> _EXERCISE DESCRIPTION_:
Below is some material; transcribe all of it exactly.

Extracted records:
[Start]

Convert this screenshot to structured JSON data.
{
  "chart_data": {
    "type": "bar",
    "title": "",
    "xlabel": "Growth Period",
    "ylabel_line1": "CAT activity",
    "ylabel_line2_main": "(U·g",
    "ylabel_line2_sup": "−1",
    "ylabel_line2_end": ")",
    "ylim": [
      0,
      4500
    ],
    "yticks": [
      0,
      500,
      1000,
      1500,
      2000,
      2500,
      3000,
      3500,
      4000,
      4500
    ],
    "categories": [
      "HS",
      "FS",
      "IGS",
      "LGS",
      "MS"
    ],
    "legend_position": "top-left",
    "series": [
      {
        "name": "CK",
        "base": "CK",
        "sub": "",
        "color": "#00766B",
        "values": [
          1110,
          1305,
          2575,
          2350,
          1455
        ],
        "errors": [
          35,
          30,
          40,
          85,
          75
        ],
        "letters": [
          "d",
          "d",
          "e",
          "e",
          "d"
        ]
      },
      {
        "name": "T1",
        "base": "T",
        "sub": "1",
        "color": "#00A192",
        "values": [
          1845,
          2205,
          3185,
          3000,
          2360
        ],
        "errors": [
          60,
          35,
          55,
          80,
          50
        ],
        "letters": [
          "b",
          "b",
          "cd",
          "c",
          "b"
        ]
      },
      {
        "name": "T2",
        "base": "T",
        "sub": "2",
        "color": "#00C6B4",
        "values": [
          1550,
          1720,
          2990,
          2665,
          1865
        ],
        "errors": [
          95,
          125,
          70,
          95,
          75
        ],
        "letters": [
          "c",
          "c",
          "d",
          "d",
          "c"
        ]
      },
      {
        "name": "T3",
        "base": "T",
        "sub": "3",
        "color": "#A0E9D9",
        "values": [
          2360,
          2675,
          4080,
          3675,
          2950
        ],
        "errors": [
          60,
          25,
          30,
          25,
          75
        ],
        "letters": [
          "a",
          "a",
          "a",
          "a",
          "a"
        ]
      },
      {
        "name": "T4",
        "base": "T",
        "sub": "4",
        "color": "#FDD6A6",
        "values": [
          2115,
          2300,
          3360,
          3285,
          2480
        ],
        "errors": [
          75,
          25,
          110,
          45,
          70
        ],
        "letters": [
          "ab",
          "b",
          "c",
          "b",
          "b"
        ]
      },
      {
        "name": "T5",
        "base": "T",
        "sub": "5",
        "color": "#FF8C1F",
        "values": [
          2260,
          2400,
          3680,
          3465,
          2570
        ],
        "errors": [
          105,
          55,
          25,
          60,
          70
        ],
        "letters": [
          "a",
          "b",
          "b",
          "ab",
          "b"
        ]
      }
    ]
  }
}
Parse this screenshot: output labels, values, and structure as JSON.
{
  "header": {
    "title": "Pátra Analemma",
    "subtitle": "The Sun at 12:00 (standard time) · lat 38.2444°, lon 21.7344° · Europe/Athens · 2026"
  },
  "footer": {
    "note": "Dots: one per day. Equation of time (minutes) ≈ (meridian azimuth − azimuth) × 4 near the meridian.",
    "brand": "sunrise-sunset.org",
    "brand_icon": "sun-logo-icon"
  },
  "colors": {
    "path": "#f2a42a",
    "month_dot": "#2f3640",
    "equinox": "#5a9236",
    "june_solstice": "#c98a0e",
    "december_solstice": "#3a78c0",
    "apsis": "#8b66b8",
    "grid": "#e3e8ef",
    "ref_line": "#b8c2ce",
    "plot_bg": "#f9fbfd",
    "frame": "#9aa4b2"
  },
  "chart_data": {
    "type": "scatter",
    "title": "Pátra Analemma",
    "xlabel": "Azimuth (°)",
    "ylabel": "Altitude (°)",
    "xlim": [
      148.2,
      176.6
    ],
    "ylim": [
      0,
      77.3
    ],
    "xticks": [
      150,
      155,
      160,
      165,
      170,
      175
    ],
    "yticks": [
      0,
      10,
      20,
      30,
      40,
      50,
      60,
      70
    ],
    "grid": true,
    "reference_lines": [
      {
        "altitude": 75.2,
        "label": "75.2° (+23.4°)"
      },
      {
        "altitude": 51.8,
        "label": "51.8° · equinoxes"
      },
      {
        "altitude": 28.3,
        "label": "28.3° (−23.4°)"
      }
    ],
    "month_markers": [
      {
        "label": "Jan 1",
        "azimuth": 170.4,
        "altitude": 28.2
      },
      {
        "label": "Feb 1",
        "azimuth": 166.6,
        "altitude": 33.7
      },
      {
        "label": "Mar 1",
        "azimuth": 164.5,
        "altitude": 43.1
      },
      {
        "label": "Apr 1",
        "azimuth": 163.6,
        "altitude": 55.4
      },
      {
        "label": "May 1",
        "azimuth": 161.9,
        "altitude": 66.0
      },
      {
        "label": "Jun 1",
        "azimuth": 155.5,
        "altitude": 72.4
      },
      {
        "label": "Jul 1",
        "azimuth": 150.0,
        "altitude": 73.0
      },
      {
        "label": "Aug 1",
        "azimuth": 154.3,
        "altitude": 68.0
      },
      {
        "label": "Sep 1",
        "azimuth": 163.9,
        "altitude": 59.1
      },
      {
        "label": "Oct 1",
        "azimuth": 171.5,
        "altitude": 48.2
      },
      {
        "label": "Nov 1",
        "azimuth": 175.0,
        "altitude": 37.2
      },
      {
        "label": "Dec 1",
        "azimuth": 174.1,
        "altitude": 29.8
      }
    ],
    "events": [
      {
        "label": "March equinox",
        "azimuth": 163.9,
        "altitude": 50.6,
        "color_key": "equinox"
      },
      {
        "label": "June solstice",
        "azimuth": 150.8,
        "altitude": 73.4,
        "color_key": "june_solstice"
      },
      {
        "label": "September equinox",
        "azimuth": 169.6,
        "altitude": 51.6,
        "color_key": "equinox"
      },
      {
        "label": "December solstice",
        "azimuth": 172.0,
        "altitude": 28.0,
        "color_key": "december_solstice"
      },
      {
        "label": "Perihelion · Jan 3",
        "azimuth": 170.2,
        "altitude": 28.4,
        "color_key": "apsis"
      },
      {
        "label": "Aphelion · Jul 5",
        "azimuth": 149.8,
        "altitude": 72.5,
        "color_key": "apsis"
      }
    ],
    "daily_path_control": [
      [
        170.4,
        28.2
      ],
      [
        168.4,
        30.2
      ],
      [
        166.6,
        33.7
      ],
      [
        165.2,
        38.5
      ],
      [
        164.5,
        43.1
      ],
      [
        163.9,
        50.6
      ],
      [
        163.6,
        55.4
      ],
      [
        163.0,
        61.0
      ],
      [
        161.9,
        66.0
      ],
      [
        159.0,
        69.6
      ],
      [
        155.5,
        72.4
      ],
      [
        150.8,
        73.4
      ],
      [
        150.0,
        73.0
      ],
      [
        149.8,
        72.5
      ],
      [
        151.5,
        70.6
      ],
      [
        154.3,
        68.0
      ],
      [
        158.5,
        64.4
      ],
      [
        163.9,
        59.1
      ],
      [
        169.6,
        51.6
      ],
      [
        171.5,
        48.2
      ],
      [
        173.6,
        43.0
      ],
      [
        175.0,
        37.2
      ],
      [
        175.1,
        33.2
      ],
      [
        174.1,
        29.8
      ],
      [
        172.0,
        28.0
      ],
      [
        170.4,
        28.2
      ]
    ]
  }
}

[End]

> _SOLVED EXERCISE_:
Convert this screenshot to structured JSON data.
{
  "chart_data": {
    "type": "bar",
    "title": "",
    "xlabel": "Growth Period",
    "ylabel_line1": "CAT activity",
    "ylabel_line2_main": "(U·g",
    "ylabel_line2_sup": "−1",
    "ylabel_line2_end": ")",
    "ylim": [
      0,
      4500
    ],
    "yticks": [
      0,
      500,
      1000,
      1500,
      2000,
      2500,
      3000,
      3500,
      4000,
      4500
    ],
    "categories": [
      "HS",
      "FS",
      "IGS",
      "LGS",
      "MS"
    ],
    "legend_position": "top-left",
    "series": [
      {
        "name": "CK",
        "base": "CK",
        "sub": "",
        "color": "#00766B",
        "values": [
          1110,
          1305,
          2575,
          2350,
          1455
        ],
        "errors": [
          35,
          30,
          40,
          85,
          75
        ],
        "letters": [
          "d",
          "d",
          "e",
          "e",
          "d"
        ]
      },
      {
        "name": "T1",
        "base": "T",
        "sub": "1",
        "color": "#00A192",
        "values": [
          1845,
          2205,
          3185,
          3000,
          2360
        ],
        "errors": [
          60,
          35,
          55,
          80,
          50
        ],
        "letters": [
          "b",
          "b",
          "cd",
          "c",
          "b"
        ]
      },
      {
        "name": "T2",
        "base": "T",
        "sub": "2",
        "color": "#00C6B4",
        "values": [
          1550,
          1720,
          2990,
          2665,
          1865
        ],
        "errors": [
          95,
          125,
          70,
          95,
          75
        ],
        "letters": [
          "c",
          "c",
          "d",
          "d",
          "c"
        ]
      },
      {
        "name": "T3",
        "base": "T",
        "sub": "3",
        "color": "#A0E9D9",
        "values": [
          2360,
          2675,
          4080,
          3675,
          2950
        ],
        "errors": [
          60,
          25,
          30,
          25,
          75
        ],
        "letters": [
          "a",
          "a",
          "a",
          "a",
          "a"
        ]
      },
      {
        "name": "T4",
        "base": "T",
        "sub": "4",
        "color": "#FDD6A6",
        "values": [
          2115,
          2300,
          3360,
          3285,
          2480
        ],
        "errors": [
          75,
          25,
          110,
          45,
          70
        ],
        "letters": [
          "ab",
          "b",
          "c",
          "b",
          "b"
        ]
      },
      {
        "name": "T5",
        "base": "T",
        "sub": "5",
        "color": "#FF8C1F",
        "values": [
          2260,
          2400,
          3680,
          3465,
          2570
        ],
        "errors": [
          105,
          55,
          25,
          60,
          70
        ],
        "letters": [
          "a",
          "b",
          "b",
          "ab",
          "b"
        ]
      }
    ]
  }
}
Parse this screenshot: output labels, values, and structure as JSON.
{
  "header": {
    "title": "Pátra Analemma",
    "subtitle": "The Sun at 12:00 (standard time) · lat 38.2444°, lon 21.7344° · Europe/Athens · 2026"
  },
  "footer": {
    "note": "Dots: one per day. Equation of time (minutes) ≈ (meridian azimuth − azimuth) × 4 near the meridian.",
    "brand": "sunrise-sunset.org",
    "brand_icon": "sun-logo-icon"
  },
  "colors": {
    "path": "#f2a42a",
    "month_dot": "#2f3640",
    "equinox": "#5a9236",
    "june_solstice": "#c98a0e",
    "december_solstice": "#3a78c0",
    "apsis": "#8b66b8",
    "grid": "#e3e8ef",
    "ref_line": "#b8c2ce",
    "plot_bg": "#f9fbfd",
    "frame": "#9aa4b2"
  },
  "chart_data": {
    "type": "scatter",
    "title": "Pátra Analemma",
    "xlabel": "Azimuth (°)",
    "ylabel": "Altitude (°)",
    "xlim": [
      148.2,
      176.6
    ],
    "ylim": [
      0,
      77.3
    ],
    "xticks": [
      150,
      155,
      160,
      165,
      170,
      175
    ],
    "yticks": [
      0,
      10,
      20,
      30,
      40,
      50,
      60,
      70
    ],
    "grid": true,
    "reference_lines": [
      {
        "altitude": 75.2,
        "label": "75.2° (+23.4°)"
      },
      {
        "altitude": 51.8,
        "label": "51.8° · equinoxes"
      },
      {
        "altitude": 28.3,
        "label": "28.3° (−23.4°)"
      }
    ],
    "month_markers": [
      {
        "label": "Jan 1",
        "azimuth": 170.4,
        "altitude": 28.2
      },
      {
        "label": "Feb 1",
        "azimuth": 166.6,
        "altitude": 33.7
      },
      {
        "label": "Mar 1",
        "azimuth": 164.5,
        "altitude": 43.1
      },
      {
        "label": "Apr 1",
        "azimuth": 163.6,
        "altitude": 55.4
      },
      {
        "label": "May 1",
        "azimuth": 161.9,
        "altitude": 66.0
      },
      {
        "label": "Jun 1",
        "azimuth": 155.5,
        "altitude": 72.4
      },
      {
        "label": "Jul 1",
        "azimuth": 150.0,
        "altitude": 73.0
      },
      {
        "label": "Aug 1",
        "azimuth": 154.3,
        "altitude": 68.0
      },
      {
        "label": "Sep 1",
        "azimuth": 163.9,
        "altitude": 59.1
      },
      {
        "label": "Oct 1",
        "azimuth": 171.5,
        "altitude": 48.2
      },
      {
        "label": "Nov 1",
        "azimuth": 175.0,
        "altitude": 37.2
      },
      {
        "label": "Dec 1",
        "azimuth": 174.1,
        "altitude": 29.8
      }
    ],
    "events": [
      {
        "label": "March equinox",
        "azimuth": 163.9,
        "altitude": 50.6,
        "color_key": "equinox"
      },
      {
        "label": "June solstice",
        "azimuth": 150.8,
        "altitude": 73.4,
        "color_key": "june_solstice"
      },
      {
        "label": "September equinox",
        "azimuth": 169.6,
        "altitude": 51.6,
        "color_key": "equinox"
      },
      {
        "label": "December solstice",
        "azimuth": 172.0,
        "altitude": 28.0,
        "color_key": "december_solstice"
      },
      {
        "label": "Perihelion · Jan 3",
        "azimuth": 170.2,
        "altitude": 28.4,
        "color_key": "apsis"
      },
      {
        "label": "Aphelion · Jul 5",
        "azimuth": 149.8,
        "altitude": 72.5,
        "color_key": "apsis"
      }
    ],
    "daily_path_control": [
      [
        170.4,
        28.2
      ],
      [
        168.4,
        30.2
      ],
      [
        166.6,
        33.7
      ],
      [
        165.2,
        38.5
      ],
      [
        164.5,
        43.1
      ],
      [
        163.9,
        50.6
      ],
      [
        163.6,
        55.4
      ],
      [
        163.0,
        61.0
      ],
      [
        161.9,
        66.0
      ],
      [
        159.0,
        69.6
      ],
      [
        155.5,
        72.4
      ],
      [
        150.8,
        73.4
      ],
      [
        150.0,
        73.0
      ],
      [
        149.8,
        72.5
      ],
      [
        151.5,
        70.6
      ],
      [
        154.3,
        68.0
      ],
      [
        158.5,
        64.4
      ],
      [
        163.9,
        59.1
      ],
      [
        169.6,
        51.6
      ],
      [
        171.5,
        48.2
      ],
      [
        173.6,
        43.0
      ],
      [
        175.0,
        37.2
      ],
      [
        175.1,
        33.2
      ],
      [
        174.1,
        29.8
      ],
      [
        172.0,
        28.0
      ],
      [
        170.4,
        28.2
      ]
    ]
  }
}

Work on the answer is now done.